### TASK INSTRUCTIONS
Write out the entries below once more, exactly, with the pictures left out.

• • •

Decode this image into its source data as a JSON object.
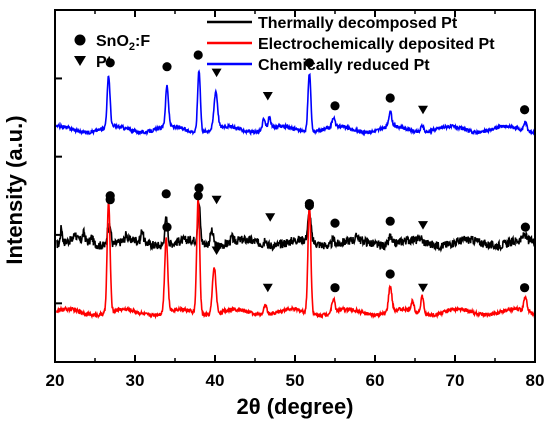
{
  "chart_data": {
    "type": "line",
    "title": "",
    "xlabel": "2θ (degree)",
    "ylabel": "Intensity (a.u.)",
    "xlim": [
      20,
      80
    ],
    "x_ticks": [
      "20",
      "30",
      "40",
      "50",
      "60",
      "70",
      "80"
    ],
    "y_ticks_shown": false,
    "grid": false,
    "legend_position": "top-right",
    "marker_legend": [
      {
        "symbol": "circle",
        "label_main": "SnO",
        "label_sub": "2",
        "label_tail": ":F"
      },
      {
        "symbol": "triangle-down",
        "label_main": "Pt",
        "label_sub": "",
        "label_tail": ""
      }
    ],
    "series": [
      {
        "name": "Thermally decomposed Pt",
        "color": "#000000",
        "baseline": 6.1,
        "noise": 0.22,
        "peaks": [
          {
            "x": 20.8,
            "h": 0.8,
            "w": 0.12
          },
          {
            "x": 22.5,
            "h": 0.35,
            "w": 0.15
          },
          {
            "x": 23.6,
            "h": 0.4,
            "w": 0.15
          },
          {
            "x": 24.6,
            "h": 0.3,
            "w": 0.15
          },
          {
            "x": 26.6,
            "h": 0.8,
            "w": 0.13
          },
          {
            "x": 26.9,
            "h": 0.9,
            "w": 0.13
          },
          {
            "x": 28.9,
            "h": 0.3,
            "w": 0.15
          },
          {
            "x": 30.9,
            "h": 0.6,
            "w": 0.13
          },
          {
            "x": 33.9,
            "h": 1.35,
            "w": 0.18
          },
          {
            "x": 38.0,
            "h": 1.95,
            "w": 0.16
          },
          {
            "x": 39.6,
            "h": 0.7,
            "w": 0.2
          },
          {
            "x": 42.1,
            "h": 0.25,
            "w": 0.15
          },
          {
            "x": 46.3,
            "h": 0.35,
            "w": 0.15
          },
          {
            "x": 51.8,
            "h": 1.4,
            "w": 0.2
          },
          {
            "x": 54.8,
            "h": 0.3,
            "w": 0.15
          },
          {
            "x": 57.8,
            "h": 0.25,
            "w": 0.15
          },
          {
            "x": 61.9,
            "h": 0.45,
            "w": 0.17
          },
          {
            "x": 65.7,
            "h": 0.2,
            "w": 0.15
          },
          {
            "x": 78.7,
            "h": 0.3,
            "w": 0.17
          }
        ],
        "markers": [
          {
            "x": 26.9,
            "symbol": "circle",
            "y": 8.3
          },
          {
            "x": 33.9,
            "symbol": "circle",
            "y": 8.6
          },
          {
            "x": 38.0,
            "symbol": "circle",
            "y": 8.9
          },
          {
            "x": 40.2,
            "symbol": "triangle-down",
            "y": 8.3
          },
          {
            "x": 46.9,
            "symbol": "triangle-down",
            "y": 7.4
          },
          {
            "x": 51.8,
            "symbol": "circle",
            "y": 8.0
          },
          {
            "x": 55.0,
            "symbol": "circle",
            "y": 7.1
          },
          {
            "x": 61.9,
            "symbol": "circle",
            "y": 7.2
          },
          {
            "x": 66.0,
            "symbol": "triangle-down",
            "y": 7.0
          },
          {
            "x": 78.8,
            "symbol": "circle",
            "y": 6.9
          }
        ]
      },
      {
        "name": "Electrochemically deposited Pt",
        "color": "#ff0000",
        "baseline": 2.55,
        "noise": 0.1,
        "peaks": [
          {
            "x": 26.7,
            "h": 5.7,
            "w": 0.18
          },
          {
            "x": 33.9,
            "h": 3.8,
            "w": 0.19
          },
          {
            "x": 37.9,
            "h": 5.9,
            "w": 0.18
          },
          {
            "x": 39.9,
            "h": 2.4,
            "w": 0.22
          },
          {
            "x": 46.3,
            "h": 0.5,
            "w": 0.2
          },
          {
            "x": 51.8,
            "h": 5.6,
            "w": 0.18
          },
          {
            "x": 54.8,
            "h": 0.7,
            "w": 0.18
          },
          {
            "x": 61.9,
            "h": 1.3,
            "w": 0.2
          },
          {
            "x": 64.7,
            "h": 0.5,
            "w": 0.18
          },
          {
            "x": 65.9,
            "h": 0.9,
            "w": 0.18
          },
          {
            "x": 78.8,
            "h": 0.7,
            "w": 0.2
          }
        ],
        "markers": [
          {
            "x": 26.9,
            "symbol": "circle",
            "y": 8.5
          },
          {
            "x": 34.0,
            "symbol": "circle",
            "y": 6.9
          },
          {
            "x": 37.9,
            "symbol": "circle",
            "y": 8.5
          },
          {
            "x": 40.2,
            "symbol": "triangle-down",
            "y": 5.7
          },
          {
            "x": 46.6,
            "symbol": "triangle-down",
            "y": 3.8
          },
          {
            "x": 51.8,
            "symbol": "circle",
            "y": 8.1
          },
          {
            "x": 55.0,
            "symbol": "circle",
            "y": 3.8
          },
          {
            "x": 61.9,
            "symbol": "circle",
            "y": 4.5
          },
          {
            "x": 66.0,
            "symbol": "triangle-down",
            "y": 3.8
          },
          {
            "x": 78.7,
            "symbol": "circle",
            "y": 3.8
          }
        ]
      },
      {
        "name": "Chemically reduced Pt",
        "color": "#0000ff",
        "baseline": 11.9,
        "noise": 0.09,
        "peaks": [
          {
            "x": 26.7,
            "h": 2.6,
            "w": 0.18
          },
          {
            "x": 34.0,
            "h": 2.1,
            "w": 0.18
          },
          {
            "x": 38.0,
            "h": 3.2,
            "w": 0.17
          },
          {
            "x": 40.1,
            "h": 1.9,
            "w": 0.22
          },
          {
            "x": 46.1,
            "h": 0.6,
            "w": 0.18
          },
          {
            "x": 46.8,
            "h": 0.6,
            "w": 0.18
          },
          {
            "x": 51.8,
            "h": 3.0,
            "w": 0.18
          },
          {
            "x": 54.8,
            "h": 0.5,
            "w": 0.18
          },
          {
            "x": 61.9,
            "h": 0.75,
            "w": 0.2
          },
          {
            "x": 65.9,
            "h": 0.35,
            "w": 0.18
          },
          {
            "x": 78.8,
            "h": 0.45,
            "w": 0.2
          }
        ],
        "markers": [
          {
            "x": 26.9,
            "symbol": "circle",
            "y": 15.3
          },
          {
            "x": 34.0,
            "symbol": "circle",
            "y": 15.1
          },
          {
            "x": 37.9,
            "symbol": "circle",
            "y": 15.7
          },
          {
            "x": 40.2,
            "symbol": "triangle-down",
            "y": 14.8
          },
          {
            "x": 46.6,
            "symbol": "triangle-down",
            "y": 13.6
          },
          {
            "x": 51.8,
            "symbol": "circle",
            "y": 15.3
          },
          {
            "x": 55.0,
            "symbol": "circle",
            "y": 13.1
          },
          {
            "x": 61.9,
            "symbol": "circle",
            "y": 13.5
          },
          {
            "x": 66.0,
            "symbol": "triangle-down",
            "y": 12.9
          },
          {
            "x": 78.7,
            "symbol": "circle",
            "y": 12.9
          }
        ]
      }
    ]
  }
}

• • •

### ANSWER FOR THE TASK
Decode this image into its source data as a JSON object.
{
  "chart_data": {
    "type": "line",
    "title": "",
    "xlabel": "2θ (degree)",
    "ylabel": "Intensity (a.u.)",
    "xlim": [
      20,
      80
    ],
    "x_ticks": [
      "20",
      "30",
      "40",
      "50",
      "60",
      "70",
      "80"
    ],
    "y_ticks_shown": false,
    "grid": false,
    "legend_position": "top-right",
    "marker_legend": [
      {
        "symbol": "circle",
        "label_main": "SnO",
        "label_sub": "2",
        "label_tail": ":F"
      },
      {
        "symbol": "triangle-down",
        "label_main": "Pt",
        "label_sub": "",
        "label_tail": ""
      }
    ],
    "series": [
      {
        "name": "Thermally decomposed Pt",
        "color": "#000000",
        "baseline": 6.1,
        "noise": 0.22,
        "peaks": [
          {
            "x": 20.8,
            "h": 0.8,
            "w": 0.12
          },
          {
            "x": 22.5,
            "h": 0.35,
            "w": 0.15
          },
          {
            "x": 23.6,
            "h": 0.4,
            "w": 0.15
          },
          {
            "x": 24.6,
            "h": 0.3,
            "w": 0.15
          },
          {
            "x": 26.6,
            "h": 0.8,
            "w": 0.13
          },
          {
            "x": 26.9,
            "h": 0.9,
            "w": 0.13
          },
          {
            "x": 28.9,
            "h": 0.3,
            "w": 0.15
          },
          {
            "x": 30.9,
            "h": 0.6,
            "w": 0.13
          },
          {
            "x": 33.9,
            "h": 1.35,
            "w": 0.18
          },
          {
            "x": 38.0,
            "h": 1.95,
            "w": 0.16
          },
          {
            "x": 39.6,
            "h": 0.7,
            "w": 0.2
          },
          {
            "x": 42.1,
            "h": 0.25,
            "w": 0.15
          },
          {
            "x": 46.3,
            "h": 0.35,
            "w": 0.15
          },
          {
            "x": 51.8,
            "h": 1.4,
            "w": 0.2
          },
          {
            "x": 54.8,
            "h": 0.3,
            "w": 0.15
          },
          {
            "x": 57.8,
            "h": 0.25,
            "w": 0.15
          },
          {
            "x": 61.9,
            "h": 0.45,
            "w": 0.17
          },
          {
            "x": 65.7,
            "h": 0.2,
            "w": 0.15
          },
          {
            "x": 78.7,
            "h": 0.3,
            "w": 0.17
          }
        ],
        "markers": [
          {
            "x": 26.9,
            "symbol": "circle",
            "y": 8.3
          },
          {
            "x": 33.9,
            "symbol": "circle",
            "y": 8.6
          },
          {
            "x": 38.0,
            "symbol": "circle",
            "y": 8.9
          },
          {
            "x": 40.2,
            "symbol": "triangle-down",
            "y": 8.3
          },
          {
            "x": 46.9,
            "symbol": "triangle-down",
            "y": 7.4
          },
          {
            "x": 51.8,
            "symbol": "circle",
            "y": 8.0
          },
          {
            "x": 55.0,
            "symbol": "circle",
            "y": 7.1
          },
          {
            "x": 61.9,
            "symbol": "circle",
            "y": 7.2
          },
          {
            "x": 66.0,
            "symbol": "triangle-down",
            "y": 7.0
          },
          {
            "x": 78.8,
            "symbol": "circle",
            "y": 6.9
          }
        ]
      },
      {
        "name": "Electrochemically deposited Pt",
        "color": "#ff0000",
        "baseline": 2.55,
        "noise": 0.1,
        "peaks": [
          {
            "x": 26.7,
            "h": 5.7,
            "w": 0.18
          },
          {
            "x": 33.9,
            "h": 3.8,
            "w": 0.19
          },
          {
            "x": 37.9,
            "h": 5.9,
            "w": 0.18
          },
          {
            "x": 39.9,
            "h": 2.4,
            "w": 0.22
          },
          {
            "x": 46.3,
            "h": 0.5,
            "w": 0.2
          },
          {
            "x": 51.8,
            "h": 5.6,
            "w": 0.18
          },
          {
            "x": 54.8,
            "h": 0.7,
            "w": 0.18
          },
          {
            "x": 61.9,
            "h": 1.3,
            "w": 0.2
          },
          {
            "x": 64.7,
            "h": 0.5,
            "w": 0.18
          },
          {
            "x": 65.9,
            "h": 0.9,
            "w": 0.18
          },
          {
            "x": 78.8,
            "h": 0.7,
            "w": 0.2
          }
        ],
        "markers": [
          {
            "x": 26.9,
            "symbol": "circle",
            "y": 8.5
          },
          {
            "x": 34.0,
            "symbol": "circle",
            "y": 6.9
          },
          {
            "x": 37.9,
            "symbol": "circle",
            "y": 8.5
          },
          {
            "x": 40.2,
            "symbol": "triangle-down",
            "y": 5.7
          },
          {
            "x": 46.6,
            "symbol": "triangle-down",
            "y": 3.8
          },
          {
            "x": 51.8,
            "symbol": "circle",
            "y": 8.1
          },
          {
            "x": 55.0,
            "symbol": "circle",
            "y": 3.8
          },
          {
            "x": 61.9,
            "symbol": "circle",
            "y": 4.5
          },
          {
            "x": 66.0,
            "symbol": "triangle-down",
            "y": 3.8
          },
          {
            "x": 78.7,
            "symbol": "circle",
            "y": 3.8
          }
        ]
      },
      {
        "name": "Chemically reduced Pt",
        "color": "#0000ff",
        "baseline": 11.9,
        "noise": 0.09,
        "peaks": [
          {
            "x": 26.7,
            "h": 2.6,
            "w": 0.18
          },
          {
            "x": 34.0,
            "h": 2.1,
            "w": 0.18
          },
          {
            "x": 38.0,
            "h": 3.2,
            "w": 0.17
          },
          {
            "x": 40.1,
            "h": 1.9,
            "w": 0.22
          },
          {
            "x": 46.1,
            "h": 0.6,
            "w": 0.18
          },
          {
            "x": 46.8,
            "h": 0.6,
            "w": 0.18
          },
          {
            "x": 51.8,
            "h": 3.0,
            "w": 0.18
          },
          {
            "x": 54.8,
            "h": 0.5,
            "w": 0.18
          },
          {
            "x": 61.9,
            "h": 0.75,
            "w": 0.2
          },
          {
            "x": 65.9,
            "h": 0.35,
            "w": 0.18
          },
          {
            "x": 78.8,
            "h": 0.45,
            "w": 0.2
          }
        ],
        "markers": [
          {
            "x": 26.9,
            "symbol": "circle",
            "y": 15.3
          },
          {
            "x": 34.0,
            "symbol": "circle",
            "y": 15.1
          },
          {
            "x": 37.9,
            "symbol": "circle",
            "y": 15.7
          },
          {
            "x": 40.2,
            "symbol": "triangle-down",
            "y": 14.8
          },
          {
            "x": 46.6,
            "symbol": "triangle-down",
            "y": 13.6
          },
          {
            "x": 51.8,
            "symbol": "circle",
            "y": 15.3
          },
          {
            "x": 55.0,
            "symbol": "circle",
            "y": 13.1
          },
          {
            "x": 61.9,
            "symbol": "circle",
            "y": 13.5
          },
          {
            "x": 66.0,
            "symbol": "triangle-down",
            "y": 12.9
          },
          {
            "x": 78.7,
            "symbol": "circle",
            "y": 12.9
          }
        ]
      }
    ]
  }
}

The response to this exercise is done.